::: Dataset records

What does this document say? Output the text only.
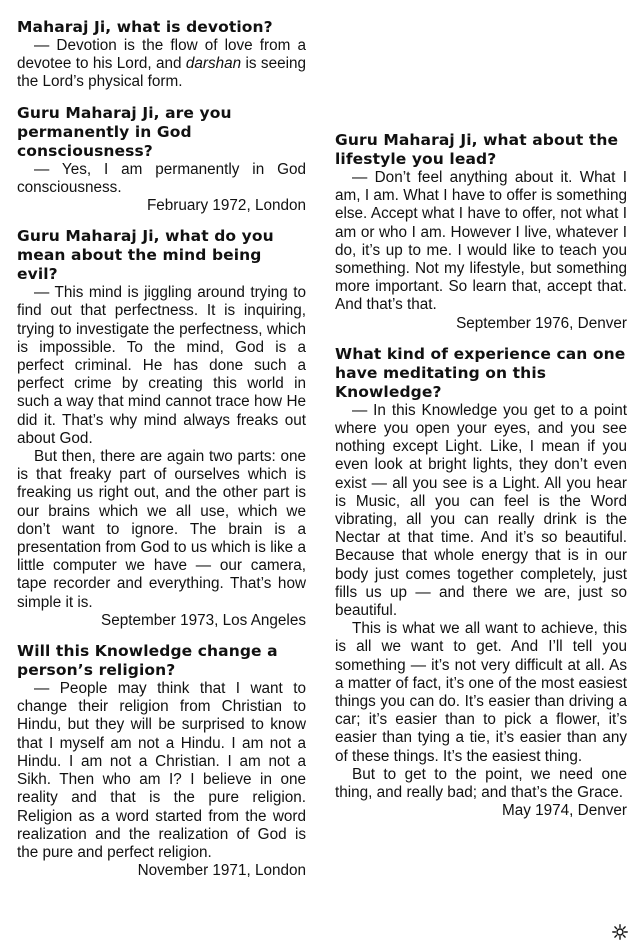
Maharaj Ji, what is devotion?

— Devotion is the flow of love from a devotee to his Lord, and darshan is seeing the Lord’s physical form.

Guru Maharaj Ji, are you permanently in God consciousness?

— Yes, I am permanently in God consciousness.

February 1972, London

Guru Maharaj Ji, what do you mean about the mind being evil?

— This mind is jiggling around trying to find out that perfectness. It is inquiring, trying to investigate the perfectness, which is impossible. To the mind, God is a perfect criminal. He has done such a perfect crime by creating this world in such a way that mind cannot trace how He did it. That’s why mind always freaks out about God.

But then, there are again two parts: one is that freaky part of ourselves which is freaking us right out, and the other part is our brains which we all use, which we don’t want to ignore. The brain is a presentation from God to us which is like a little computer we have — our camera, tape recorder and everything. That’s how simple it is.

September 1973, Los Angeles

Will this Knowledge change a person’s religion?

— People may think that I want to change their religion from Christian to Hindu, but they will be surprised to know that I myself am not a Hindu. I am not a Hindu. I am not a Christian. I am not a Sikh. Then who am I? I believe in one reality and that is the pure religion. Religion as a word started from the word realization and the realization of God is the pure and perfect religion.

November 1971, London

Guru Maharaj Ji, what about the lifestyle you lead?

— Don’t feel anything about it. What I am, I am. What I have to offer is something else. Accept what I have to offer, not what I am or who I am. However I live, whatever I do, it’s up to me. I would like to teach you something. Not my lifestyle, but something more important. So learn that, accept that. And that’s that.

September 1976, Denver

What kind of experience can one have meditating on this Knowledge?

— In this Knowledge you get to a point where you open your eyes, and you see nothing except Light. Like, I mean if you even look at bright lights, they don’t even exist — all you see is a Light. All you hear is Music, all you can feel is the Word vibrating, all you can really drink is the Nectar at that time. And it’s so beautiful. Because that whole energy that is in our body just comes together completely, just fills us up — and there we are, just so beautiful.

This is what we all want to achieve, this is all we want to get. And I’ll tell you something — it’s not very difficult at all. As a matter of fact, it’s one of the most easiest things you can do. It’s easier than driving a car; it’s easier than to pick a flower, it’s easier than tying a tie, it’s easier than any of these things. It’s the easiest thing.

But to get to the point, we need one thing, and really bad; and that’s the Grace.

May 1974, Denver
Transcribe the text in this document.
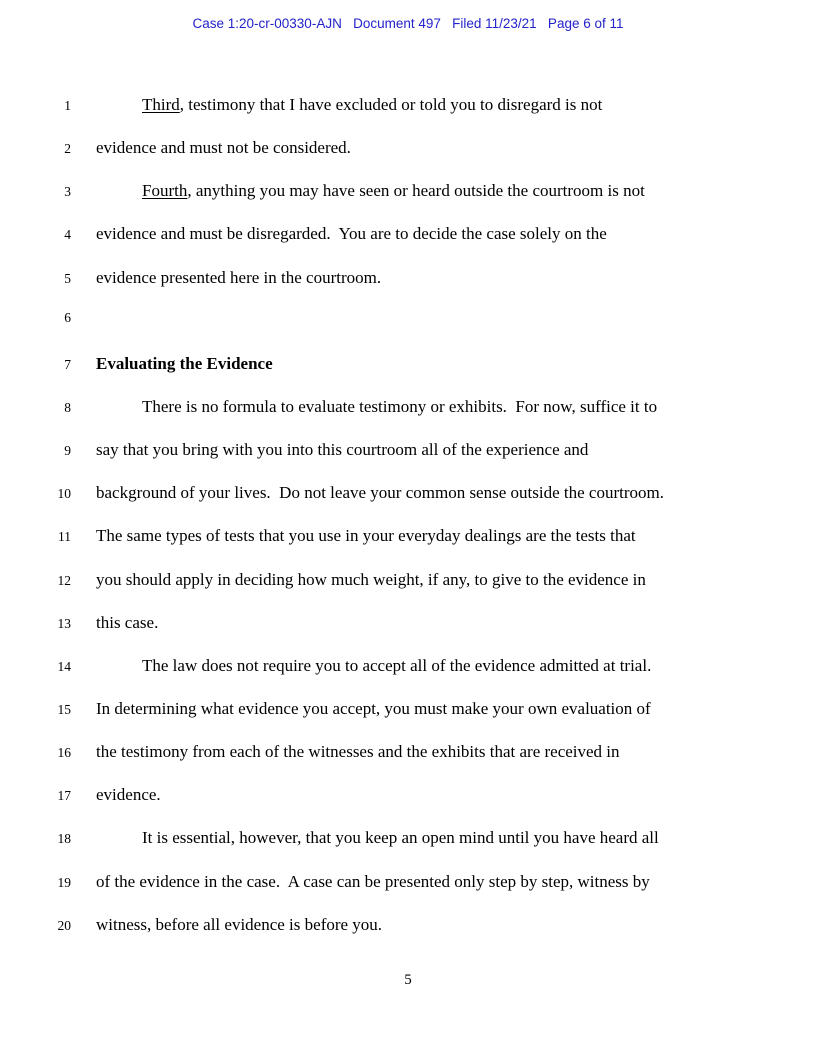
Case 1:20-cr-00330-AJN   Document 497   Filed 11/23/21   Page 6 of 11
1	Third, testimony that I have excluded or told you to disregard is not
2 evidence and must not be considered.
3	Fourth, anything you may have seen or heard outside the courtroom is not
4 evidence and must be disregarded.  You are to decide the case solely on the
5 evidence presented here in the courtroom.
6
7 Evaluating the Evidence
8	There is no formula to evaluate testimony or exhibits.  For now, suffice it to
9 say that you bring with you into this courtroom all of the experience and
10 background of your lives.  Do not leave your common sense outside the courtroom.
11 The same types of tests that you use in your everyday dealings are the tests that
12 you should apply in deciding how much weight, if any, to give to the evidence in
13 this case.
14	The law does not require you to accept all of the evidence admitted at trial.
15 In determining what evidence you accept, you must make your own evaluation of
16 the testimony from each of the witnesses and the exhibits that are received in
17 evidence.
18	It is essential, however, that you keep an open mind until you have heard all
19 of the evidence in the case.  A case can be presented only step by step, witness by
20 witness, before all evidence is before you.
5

::::::

Work to complete:
Reproduce the material in full, word for word, and omit the pictures.

Worked solution:
What does this document say? Output the text only.
Maharaj Ji, what is devotion?

— Devotion is the flow of love from a devotee to his Lord, and darshan is seeing the Lord’s physical form.

Guru Maharaj Ji, are you permanently in God consciousness?

— Yes, I am permanently in God consciousness.

February 1972, London

Guru Maharaj Ji, what do you mean about the mind being evil?

— This mind is jiggling around trying to find out that perfectness. It is inquiring, trying to investigate the perfectness, which is impossible. To the mind, God is a perfect criminal. He has done such a perfect crime by creating this world in such a way that mind cannot trace how He did it. That’s why mind always freaks out about God.

But then, there are again two parts: one is that freaky part of ourselves which is freaking us right out, and the other part is our brains which we all use, which we don’t want to ignore. The brain is a presentation from God to us which is like a little computer we have — our camera, tape recorder and everything. That’s how simple it is.

September 1973, Los Angeles

Will this Knowledge change a person’s religion?

— People may think that I want to change their religion from Christian to Hindu, but they will be surprised to know that I myself am not a Hindu. I am not a Hindu. I am not a Christian. I am not a Sikh. Then who am I? I believe in one reality and that is the pure religion. Religion as a word started from the word realization and the realization of God is the pure and perfect religion.

November 1971, London

Guru Maharaj Ji, what about the lifestyle you lead?

— Don’t feel anything about it. What I am, I am. What I have to offer is something else. Accept what I have to offer, not what I am or who I am. However I live, whatever I do, it’s up to me. I would like to teach you something. Not my lifestyle, but something more important. So learn that, accept that. And that’s that.

September 1976, Denver

What kind of experience can one have meditating on this Knowledge?

— In this Knowledge you get to a point where you open your eyes, and you see nothing except Light. Like, I mean if you even look at bright lights, they don’t even exist — all you see is a Light. All you hear is Music, all you can feel is the Word vibrating, all you can really drink is the Nectar at that time. And it’s so beautiful. Because that whole energy that is in our body just comes together completely, just fills us up — and there we are, just so beautiful.

This is what we all want to achieve, this is all we want to get. And I’ll tell you something — it’s not very difficult at all. As a matter of fact, it’s one of the most easiest things you can do. It’s easier than driving a car; it’s easier than to pick a flower, it’s easier than tying a tie, it’s easier than any of these things. It’s the easiest thing.

But to get to the point, we need one thing, and really bad; and that’s the Grace.

May 1974, Denver
Transcribe the text in this document.
Case 1:20-cr-00330-AJN   Document 497   Filed 11/23/21   Page 6 of 11
1	Third, testimony that I have excluded or told you to disregard is not
2 evidence and must not be considered.
3	Fourth, anything you may have seen or heard outside the courtroom is not
4 evidence and must be disregarded.  You are to decide the case solely on the
5 evidence presented here in the courtroom.
6
7 Evaluating the Evidence
8	There is no formula to evaluate testimony or exhibits.  For now, suffice it to
9 say that you bring with you into this courtroom all of the experience and
10 background of your lives.  Do not leave your common sense outside the courtroom.
11 The same types of tests that you use in your everyday dealings are the tests that
12 you should apply in deciding how much weight, if any, to give to the evidence in
13 this case.
14	The law does not require you to accept all of the evidence admitted at trial.
15 In determining what evidence you accept, you must make your own evaluation of
16 the testimony from each of the witnesses and the exhibits that are received in
17 evidence.
18	It is essential, however, that you keep an open mind until you have heard all
19 of the evidence in the case.  A case can be presented only step by step, witness by
20 witness, before all evidence is before you.
5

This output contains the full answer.